=== EXTRACTED ENTRIES ===
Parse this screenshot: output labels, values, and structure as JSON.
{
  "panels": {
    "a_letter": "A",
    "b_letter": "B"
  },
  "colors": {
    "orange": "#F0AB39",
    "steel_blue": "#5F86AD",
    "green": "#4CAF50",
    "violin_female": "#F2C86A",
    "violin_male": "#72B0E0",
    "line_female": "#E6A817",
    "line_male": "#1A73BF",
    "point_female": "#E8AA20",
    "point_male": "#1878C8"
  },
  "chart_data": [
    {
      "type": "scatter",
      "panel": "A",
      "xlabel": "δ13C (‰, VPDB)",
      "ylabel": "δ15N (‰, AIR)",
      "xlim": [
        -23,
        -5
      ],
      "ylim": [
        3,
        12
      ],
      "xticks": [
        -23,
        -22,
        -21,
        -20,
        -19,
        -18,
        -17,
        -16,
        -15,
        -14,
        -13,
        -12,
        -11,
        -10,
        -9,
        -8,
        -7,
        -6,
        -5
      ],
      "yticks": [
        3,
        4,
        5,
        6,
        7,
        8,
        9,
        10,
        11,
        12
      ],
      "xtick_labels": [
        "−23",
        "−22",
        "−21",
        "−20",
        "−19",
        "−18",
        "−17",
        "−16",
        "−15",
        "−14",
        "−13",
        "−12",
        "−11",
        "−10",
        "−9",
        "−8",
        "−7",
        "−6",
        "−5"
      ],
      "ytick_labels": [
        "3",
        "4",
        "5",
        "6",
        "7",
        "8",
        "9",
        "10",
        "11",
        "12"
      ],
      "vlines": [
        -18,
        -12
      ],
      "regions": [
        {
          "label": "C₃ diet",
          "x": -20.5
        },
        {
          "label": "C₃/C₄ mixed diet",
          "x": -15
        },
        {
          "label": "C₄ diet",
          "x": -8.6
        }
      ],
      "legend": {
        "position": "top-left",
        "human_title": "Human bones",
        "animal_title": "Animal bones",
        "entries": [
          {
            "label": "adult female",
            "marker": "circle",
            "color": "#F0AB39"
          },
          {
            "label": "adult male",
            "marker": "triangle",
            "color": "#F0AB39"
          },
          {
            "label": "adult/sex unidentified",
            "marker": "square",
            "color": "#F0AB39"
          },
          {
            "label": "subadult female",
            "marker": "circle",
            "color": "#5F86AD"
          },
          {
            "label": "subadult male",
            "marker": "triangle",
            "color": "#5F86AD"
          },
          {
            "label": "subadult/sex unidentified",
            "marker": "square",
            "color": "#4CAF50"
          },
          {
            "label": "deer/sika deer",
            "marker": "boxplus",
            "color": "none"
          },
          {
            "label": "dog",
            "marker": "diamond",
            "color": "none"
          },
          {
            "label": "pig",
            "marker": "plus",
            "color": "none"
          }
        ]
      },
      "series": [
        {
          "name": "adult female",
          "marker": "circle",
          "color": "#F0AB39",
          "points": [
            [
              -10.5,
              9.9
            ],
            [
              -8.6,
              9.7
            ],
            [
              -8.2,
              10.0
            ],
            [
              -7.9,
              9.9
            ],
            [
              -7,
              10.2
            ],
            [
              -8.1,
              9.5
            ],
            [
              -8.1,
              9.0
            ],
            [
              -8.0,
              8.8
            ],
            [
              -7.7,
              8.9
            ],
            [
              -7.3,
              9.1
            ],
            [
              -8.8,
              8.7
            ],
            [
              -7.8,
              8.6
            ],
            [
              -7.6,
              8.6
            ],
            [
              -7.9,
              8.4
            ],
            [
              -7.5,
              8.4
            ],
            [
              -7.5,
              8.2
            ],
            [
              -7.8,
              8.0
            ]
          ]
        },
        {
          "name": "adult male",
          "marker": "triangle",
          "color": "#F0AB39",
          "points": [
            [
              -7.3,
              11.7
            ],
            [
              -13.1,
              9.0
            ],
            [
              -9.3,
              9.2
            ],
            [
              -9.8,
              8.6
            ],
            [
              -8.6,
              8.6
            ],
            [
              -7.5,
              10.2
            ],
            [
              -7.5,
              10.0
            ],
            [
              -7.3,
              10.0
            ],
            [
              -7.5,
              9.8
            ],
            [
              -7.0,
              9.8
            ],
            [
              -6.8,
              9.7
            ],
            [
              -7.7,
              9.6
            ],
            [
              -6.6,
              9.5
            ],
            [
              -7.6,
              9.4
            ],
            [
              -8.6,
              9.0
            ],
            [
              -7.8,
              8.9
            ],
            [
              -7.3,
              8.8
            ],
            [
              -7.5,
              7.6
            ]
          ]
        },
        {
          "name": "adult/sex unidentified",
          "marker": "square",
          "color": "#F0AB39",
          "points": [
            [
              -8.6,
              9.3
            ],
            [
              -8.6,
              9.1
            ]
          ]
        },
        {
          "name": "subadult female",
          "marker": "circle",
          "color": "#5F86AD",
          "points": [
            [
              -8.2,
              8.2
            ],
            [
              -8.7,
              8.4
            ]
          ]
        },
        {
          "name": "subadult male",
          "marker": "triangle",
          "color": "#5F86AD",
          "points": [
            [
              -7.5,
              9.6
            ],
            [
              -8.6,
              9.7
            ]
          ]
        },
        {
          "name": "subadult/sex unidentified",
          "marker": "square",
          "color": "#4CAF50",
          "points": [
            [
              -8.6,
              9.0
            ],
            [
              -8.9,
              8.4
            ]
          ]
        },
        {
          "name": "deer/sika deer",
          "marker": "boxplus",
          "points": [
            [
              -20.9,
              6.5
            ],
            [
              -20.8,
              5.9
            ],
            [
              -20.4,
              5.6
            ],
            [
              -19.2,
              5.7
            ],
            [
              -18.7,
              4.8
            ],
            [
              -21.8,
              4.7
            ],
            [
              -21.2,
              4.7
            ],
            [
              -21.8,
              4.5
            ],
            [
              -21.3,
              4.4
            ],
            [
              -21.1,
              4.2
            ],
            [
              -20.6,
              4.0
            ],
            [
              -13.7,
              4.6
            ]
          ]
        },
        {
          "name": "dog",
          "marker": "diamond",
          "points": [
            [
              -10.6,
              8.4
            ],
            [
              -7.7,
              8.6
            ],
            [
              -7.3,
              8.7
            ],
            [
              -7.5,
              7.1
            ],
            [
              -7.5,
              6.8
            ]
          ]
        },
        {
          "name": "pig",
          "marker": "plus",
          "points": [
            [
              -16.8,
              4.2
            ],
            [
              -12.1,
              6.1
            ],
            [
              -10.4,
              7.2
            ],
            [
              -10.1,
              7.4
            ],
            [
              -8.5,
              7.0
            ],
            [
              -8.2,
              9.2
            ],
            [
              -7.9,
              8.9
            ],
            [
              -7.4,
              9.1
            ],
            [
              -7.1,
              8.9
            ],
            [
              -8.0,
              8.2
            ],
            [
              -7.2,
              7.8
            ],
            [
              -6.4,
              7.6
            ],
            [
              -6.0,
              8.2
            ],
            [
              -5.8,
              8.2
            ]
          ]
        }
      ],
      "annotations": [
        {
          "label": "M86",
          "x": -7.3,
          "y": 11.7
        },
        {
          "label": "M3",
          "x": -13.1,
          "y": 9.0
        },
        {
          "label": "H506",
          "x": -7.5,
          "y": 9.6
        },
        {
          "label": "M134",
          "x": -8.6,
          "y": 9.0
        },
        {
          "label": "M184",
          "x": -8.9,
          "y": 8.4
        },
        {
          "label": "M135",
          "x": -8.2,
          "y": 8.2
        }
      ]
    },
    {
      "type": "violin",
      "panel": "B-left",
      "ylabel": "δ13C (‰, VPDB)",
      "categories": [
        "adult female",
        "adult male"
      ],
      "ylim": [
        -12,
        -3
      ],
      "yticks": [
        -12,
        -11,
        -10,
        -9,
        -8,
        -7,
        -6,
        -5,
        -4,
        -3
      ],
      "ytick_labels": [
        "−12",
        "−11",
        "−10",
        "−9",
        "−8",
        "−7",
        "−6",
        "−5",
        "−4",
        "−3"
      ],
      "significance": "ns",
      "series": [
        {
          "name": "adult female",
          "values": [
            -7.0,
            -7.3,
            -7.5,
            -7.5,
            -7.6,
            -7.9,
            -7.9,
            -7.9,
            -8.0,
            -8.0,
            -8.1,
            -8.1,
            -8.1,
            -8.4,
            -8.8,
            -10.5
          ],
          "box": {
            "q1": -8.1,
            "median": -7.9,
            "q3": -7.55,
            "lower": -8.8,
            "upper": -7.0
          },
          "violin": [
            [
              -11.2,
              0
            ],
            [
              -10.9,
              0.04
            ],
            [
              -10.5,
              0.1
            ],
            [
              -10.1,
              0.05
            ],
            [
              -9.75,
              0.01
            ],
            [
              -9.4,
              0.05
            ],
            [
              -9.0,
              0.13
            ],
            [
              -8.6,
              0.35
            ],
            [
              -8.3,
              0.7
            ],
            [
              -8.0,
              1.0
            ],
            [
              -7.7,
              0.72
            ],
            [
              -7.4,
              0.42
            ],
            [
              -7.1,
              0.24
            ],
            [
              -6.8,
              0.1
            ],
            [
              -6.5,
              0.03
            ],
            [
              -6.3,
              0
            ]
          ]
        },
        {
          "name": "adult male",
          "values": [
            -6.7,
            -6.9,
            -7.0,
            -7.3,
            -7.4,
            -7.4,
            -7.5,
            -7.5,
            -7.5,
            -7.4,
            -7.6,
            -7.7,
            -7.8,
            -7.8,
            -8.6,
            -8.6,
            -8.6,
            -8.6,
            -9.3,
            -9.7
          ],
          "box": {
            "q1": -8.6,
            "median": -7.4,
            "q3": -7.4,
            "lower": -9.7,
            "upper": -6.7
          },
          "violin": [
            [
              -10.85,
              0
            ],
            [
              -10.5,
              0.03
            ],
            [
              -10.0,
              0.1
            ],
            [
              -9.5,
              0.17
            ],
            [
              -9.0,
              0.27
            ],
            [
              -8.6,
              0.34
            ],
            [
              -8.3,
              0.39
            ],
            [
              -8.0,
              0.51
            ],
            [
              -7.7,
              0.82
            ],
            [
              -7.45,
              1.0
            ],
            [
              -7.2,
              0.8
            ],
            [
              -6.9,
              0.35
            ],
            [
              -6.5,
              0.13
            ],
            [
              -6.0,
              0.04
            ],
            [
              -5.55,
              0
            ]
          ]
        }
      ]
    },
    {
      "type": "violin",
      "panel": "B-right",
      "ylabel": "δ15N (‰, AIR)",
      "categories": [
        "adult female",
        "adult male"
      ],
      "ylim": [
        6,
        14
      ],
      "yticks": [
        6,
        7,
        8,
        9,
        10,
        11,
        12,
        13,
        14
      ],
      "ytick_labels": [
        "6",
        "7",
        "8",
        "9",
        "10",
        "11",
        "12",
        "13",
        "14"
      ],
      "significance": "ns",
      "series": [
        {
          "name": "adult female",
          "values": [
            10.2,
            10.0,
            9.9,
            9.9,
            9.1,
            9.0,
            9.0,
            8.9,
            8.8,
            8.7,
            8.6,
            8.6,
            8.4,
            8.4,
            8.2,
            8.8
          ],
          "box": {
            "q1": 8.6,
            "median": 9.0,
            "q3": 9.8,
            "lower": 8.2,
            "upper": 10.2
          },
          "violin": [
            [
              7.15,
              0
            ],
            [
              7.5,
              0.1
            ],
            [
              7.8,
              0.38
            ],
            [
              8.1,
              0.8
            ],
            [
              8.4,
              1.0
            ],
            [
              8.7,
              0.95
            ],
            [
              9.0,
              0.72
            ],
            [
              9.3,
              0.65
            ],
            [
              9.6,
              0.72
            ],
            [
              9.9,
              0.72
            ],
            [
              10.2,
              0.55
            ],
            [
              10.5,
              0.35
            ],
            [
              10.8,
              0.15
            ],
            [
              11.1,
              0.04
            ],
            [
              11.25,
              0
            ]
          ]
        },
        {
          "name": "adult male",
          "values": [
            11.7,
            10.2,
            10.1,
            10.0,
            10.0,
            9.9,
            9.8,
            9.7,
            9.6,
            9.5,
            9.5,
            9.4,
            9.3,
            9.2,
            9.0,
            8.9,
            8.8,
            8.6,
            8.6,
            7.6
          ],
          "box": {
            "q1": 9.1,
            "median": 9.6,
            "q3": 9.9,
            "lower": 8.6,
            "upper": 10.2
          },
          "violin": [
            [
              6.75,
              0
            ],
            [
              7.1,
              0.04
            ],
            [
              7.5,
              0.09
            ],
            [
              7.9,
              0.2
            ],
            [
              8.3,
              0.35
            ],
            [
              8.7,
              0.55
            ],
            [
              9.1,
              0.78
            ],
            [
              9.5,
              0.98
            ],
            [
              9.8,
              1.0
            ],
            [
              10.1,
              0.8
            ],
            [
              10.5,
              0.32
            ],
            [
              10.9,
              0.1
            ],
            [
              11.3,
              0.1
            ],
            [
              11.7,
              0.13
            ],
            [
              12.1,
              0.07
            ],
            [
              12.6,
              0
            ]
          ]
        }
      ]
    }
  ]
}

=== EXERCISE DIRECTIONS ===
Work out how many lines above have the string "sika" in them, and give only the number.

=== SOLUTION BELOW ===
2